▶ [Problem]
Each record below is to be reproduced without any change.

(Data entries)
───

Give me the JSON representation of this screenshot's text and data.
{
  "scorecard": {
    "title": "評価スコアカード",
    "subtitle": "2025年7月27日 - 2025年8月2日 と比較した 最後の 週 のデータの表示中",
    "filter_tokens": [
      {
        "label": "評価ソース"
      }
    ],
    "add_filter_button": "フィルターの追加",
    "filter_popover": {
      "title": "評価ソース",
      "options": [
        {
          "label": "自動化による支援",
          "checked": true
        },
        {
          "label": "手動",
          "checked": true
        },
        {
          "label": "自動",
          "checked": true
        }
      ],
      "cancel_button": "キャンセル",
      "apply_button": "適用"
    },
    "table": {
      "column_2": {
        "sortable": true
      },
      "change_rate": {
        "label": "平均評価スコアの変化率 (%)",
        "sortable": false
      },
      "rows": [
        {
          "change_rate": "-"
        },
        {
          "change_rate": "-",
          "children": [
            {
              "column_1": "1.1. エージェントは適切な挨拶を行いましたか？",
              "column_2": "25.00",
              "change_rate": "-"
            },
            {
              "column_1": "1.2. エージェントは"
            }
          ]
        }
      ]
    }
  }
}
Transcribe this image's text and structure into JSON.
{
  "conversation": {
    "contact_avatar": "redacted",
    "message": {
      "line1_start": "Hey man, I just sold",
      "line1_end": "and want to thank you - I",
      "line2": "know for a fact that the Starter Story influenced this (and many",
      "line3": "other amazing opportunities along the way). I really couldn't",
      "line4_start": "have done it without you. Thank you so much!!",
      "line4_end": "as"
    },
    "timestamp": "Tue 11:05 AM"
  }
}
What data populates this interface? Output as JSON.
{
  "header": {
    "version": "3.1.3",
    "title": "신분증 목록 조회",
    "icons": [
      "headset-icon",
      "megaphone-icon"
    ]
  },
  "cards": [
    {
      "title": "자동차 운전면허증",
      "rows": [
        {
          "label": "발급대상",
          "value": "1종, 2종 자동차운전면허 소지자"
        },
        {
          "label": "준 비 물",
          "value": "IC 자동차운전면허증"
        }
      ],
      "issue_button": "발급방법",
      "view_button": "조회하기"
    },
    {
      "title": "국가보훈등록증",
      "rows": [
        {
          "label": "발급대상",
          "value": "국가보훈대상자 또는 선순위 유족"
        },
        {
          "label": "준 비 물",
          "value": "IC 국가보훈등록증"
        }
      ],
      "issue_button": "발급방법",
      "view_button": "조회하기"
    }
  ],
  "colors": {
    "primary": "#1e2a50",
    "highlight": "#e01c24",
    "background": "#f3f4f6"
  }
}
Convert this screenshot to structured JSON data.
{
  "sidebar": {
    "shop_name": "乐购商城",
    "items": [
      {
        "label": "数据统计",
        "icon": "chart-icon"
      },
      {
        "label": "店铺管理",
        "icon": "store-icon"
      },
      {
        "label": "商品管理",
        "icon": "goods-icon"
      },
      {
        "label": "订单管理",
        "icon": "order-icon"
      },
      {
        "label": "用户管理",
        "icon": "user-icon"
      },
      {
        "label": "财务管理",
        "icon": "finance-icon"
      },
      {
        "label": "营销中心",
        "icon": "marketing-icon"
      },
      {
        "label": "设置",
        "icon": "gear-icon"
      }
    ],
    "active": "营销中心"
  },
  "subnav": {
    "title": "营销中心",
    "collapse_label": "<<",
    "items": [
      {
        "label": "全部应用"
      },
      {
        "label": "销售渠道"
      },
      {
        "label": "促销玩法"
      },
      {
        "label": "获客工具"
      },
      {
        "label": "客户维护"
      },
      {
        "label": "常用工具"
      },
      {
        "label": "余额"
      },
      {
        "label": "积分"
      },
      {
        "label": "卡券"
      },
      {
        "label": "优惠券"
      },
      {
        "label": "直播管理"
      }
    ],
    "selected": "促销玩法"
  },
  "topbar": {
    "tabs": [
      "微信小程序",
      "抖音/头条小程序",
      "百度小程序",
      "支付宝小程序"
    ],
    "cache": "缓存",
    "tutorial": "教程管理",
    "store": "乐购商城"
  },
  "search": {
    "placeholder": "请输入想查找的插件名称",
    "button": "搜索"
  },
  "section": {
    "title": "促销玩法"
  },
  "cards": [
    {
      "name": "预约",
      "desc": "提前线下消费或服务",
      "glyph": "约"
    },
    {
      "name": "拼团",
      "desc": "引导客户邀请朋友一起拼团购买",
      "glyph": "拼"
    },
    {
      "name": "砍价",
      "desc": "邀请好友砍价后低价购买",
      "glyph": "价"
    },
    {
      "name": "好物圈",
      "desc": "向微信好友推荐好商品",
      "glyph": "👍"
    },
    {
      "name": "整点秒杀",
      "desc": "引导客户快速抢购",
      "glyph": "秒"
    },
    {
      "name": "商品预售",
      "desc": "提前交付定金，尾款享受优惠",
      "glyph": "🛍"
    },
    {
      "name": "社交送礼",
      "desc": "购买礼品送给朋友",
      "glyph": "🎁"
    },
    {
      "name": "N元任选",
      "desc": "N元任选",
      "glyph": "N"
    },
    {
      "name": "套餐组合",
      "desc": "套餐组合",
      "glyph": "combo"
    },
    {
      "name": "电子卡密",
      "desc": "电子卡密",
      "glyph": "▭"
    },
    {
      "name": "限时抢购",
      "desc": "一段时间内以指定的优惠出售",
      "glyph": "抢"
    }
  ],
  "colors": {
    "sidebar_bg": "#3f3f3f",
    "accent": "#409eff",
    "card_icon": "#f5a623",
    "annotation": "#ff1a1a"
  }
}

───

▶ [Answer to the exercise]
Give me the JSON representation of this screenshot's text and data.
{
  "scorecard": {
    "title": "評価スコアカード",
    "subtitle": "2025年7月27日 - 2025年8月2日 と比較した 最後の 週 のデータの表示中",
    "filter_tokens": [
      {
        "label": "評価ソース"
      }
    ],
    "add_filter_button": "フィルターの追加",
    "filter_popover": {
      "title": "評価ソース",
      "options": [
        {
          "label": "自動化による支援",
          "checked": true
        },
        {
          "label": "手動",
          "checked": true
        },
        {
          "label": "自動",
          "checked": true
        }
      ],
      "cancel_button": "キャンセル",
      "apply_button": "適用"
    },
    "table": {
      "column_2": {
        "sortable": true
      },
      "change_rate": {
        "label": "平均評価スコアの変化率 (%)",
        "sortable": false
      },
      "rows": [
        {
          "change_rate": "-"
        },
        {
          "change_rate": "-",
          "children": [
            {
              "column_1": "1.1. エージェントは適切な挨拶を行いましたか？",
              "column_2": "25.00",
              "change_rate": "-"
            },
            {
              "column_1": "1.2. エージェントは"
            }
          ]
        }
      ]
    }
  }
}
Transcribe this image's text and structure into JSON.
{
  "conversation": {
    "contact_avatar": "redacted",
    "message": {
      "line1_start": "Hey man, I just sold",
      "line1_end": "and want to thank you - I",
      "line2": "know for a fact that the Starter Story influenced this (and many",
      "line3": "other amazing opportunities along the way). I really couldn't",
      "line4_start": "have done it without you. Thank you so much!!",
      "line4_end": "as"
    },
    "timestamp": "Tue 11:05 AM"
  }
}
What data populates this interface? Output as JSON.
{
  "header": {
    "version": "3.1.3",
    "title": "신분증 목록 조회",
    "icons": [
      "headset-icon",
      "megaphone-icon"
    ]
  },
  "cards": [
    {
      "title": "자동차 운전면허증",
      "rows": [
        {
          "label": "발급대상",
          "value": "1종, 2종 자동차운전면허 소지자"
        },
        {
          "label": "준 비 물",
          "value": "IC 자동차운전면허증"
        }
      ],
      "issue_button": "발급방법",
      "view_button": "조회하기"
    },
    {
      "title": "국가보훈등록증",
      "rows": [
        {
          "label": "발급대상",
          "value": "국가보훈대상자 또는 선순위 유족"
        },
        {
          "label": "준 비 물",
          "value": "IC 국가보훈등록증"
        }
      ],
      "issue_button": "발급방법",
      "view_button": "조회하기"
    }
  ],
  "colors": {
    "primary": "#1e2a50",
    "highlight": "#e01c24",
    "background": "#f3f4f6"
  }
}
Convert this screenshot to structured JSON data.
{
  "sidebar": {
    "shop_name": "乐购商城",
    "items": [
      {
        "label": "数据统计",
        "icon": "chart-icon"
      },
      {
        "label": "店铺管理",
        "icon": "store-icon"
      },
      {
        "label": "商品管理",
        "icon": "goods-icon"
      },
      {
        "label": "订单管理",
        "icon": "order-icon"
      },
      {
        "label": "用户管理",
        "icon": "user-icon"
      },
      {
        "label": "财务管理",
        "icon": "finance-icon"
      },
      {
        "label": "营销中心",
        "icon": "marketing-icon"
      },
      {
        "label": "设置",
        "icon": "gear-icon"
      }
    ],
    "active": "营销中心"
  },
  "subnav": {
    "title": "营销中心",
    "collapse_label": "<<",
    "items": [
      {
        "label": "全部应用"
      },
      {
        "label": "销售渠道"
      },
      {
        "label": "促销玩法"
      },
      {
        "label": "获客工具"
      },
      {
        "label": "客户维护"
      },
      {
        "label": "常用工具"
      },
      {
        "label": "余额"
      },
      {
        "label": "积分"
      },
      {
        "label": "卡券"
      },
      {
        "label": "优惠券"
      },
      {
        "label": "直播管理"
      }
    ],
    "selected": "促销玩法"
  },
  "topbar": {
    "tabs": [
      "微信小程序",
      "抖音/头条小程序",
      "百度小程序",
      "支付宝小程序"
    ],
    "cache": "缓存",
    "tutorial": "教程管理",
    "store": "乐购商城"
  },
  "search": {
    "placeholder": "请输入想查找的插件名称",
    "button": "搜索"
  },
  "section": {
    "title": "促销玩法"
  },
  "cards": [
    {
      "name": "预约",
      "desc": "提前线下消费或服务",
      "glyph": "约"
    },
    {
      "name": "拼团",
      "desc": "引导客户邀请朋友一起拼团购买",
      "glyph": "拼"
    },
    {
      "name": "砍价",
      "desc": "邀请好友砍价后低价购买",
      "glyph": "价"
    },
    {
      "name": "好物圈",
      "desc": "向微信好友推荐好商品",
      "glyph": "👍"
    },
    {
      "name": "整点秒杀",
      "desc": "引导客户快速抢购",
      "glyph": "秒"
    },
    {
      "name": "商品预售",
      "desc": "提前交付定金，尾款享受优惠",
      "glyph": "🛍"
    },
    {
      "name": "社交送礼",
      "desc": "购买礼品送给朋友",
      "glyph": "🎁"
    },
    {
      "name": "N元任选",
      "desc": "N元任选",
      "glyph": "N"
    },
    {
      "name": "套餐组合",
      "desc": "套餐组合",
      "glyph": "combo"
    },
    {
      "name": "电子卡密",
      "desc": "电子卡密",
      "glyph": "▭"
    },
    {
      "name": "限时抢购",
      "desc": "一段时间内以指定的优惠出售",
      "glyph": "抢"
    }
  ],
  "colors": {
    "sidebar_bg": "#3f3f3f",
    "accent": "#409eff",
    "card_icon": "#f5a623",
    "annotation": "#ff1a1a"
  }
}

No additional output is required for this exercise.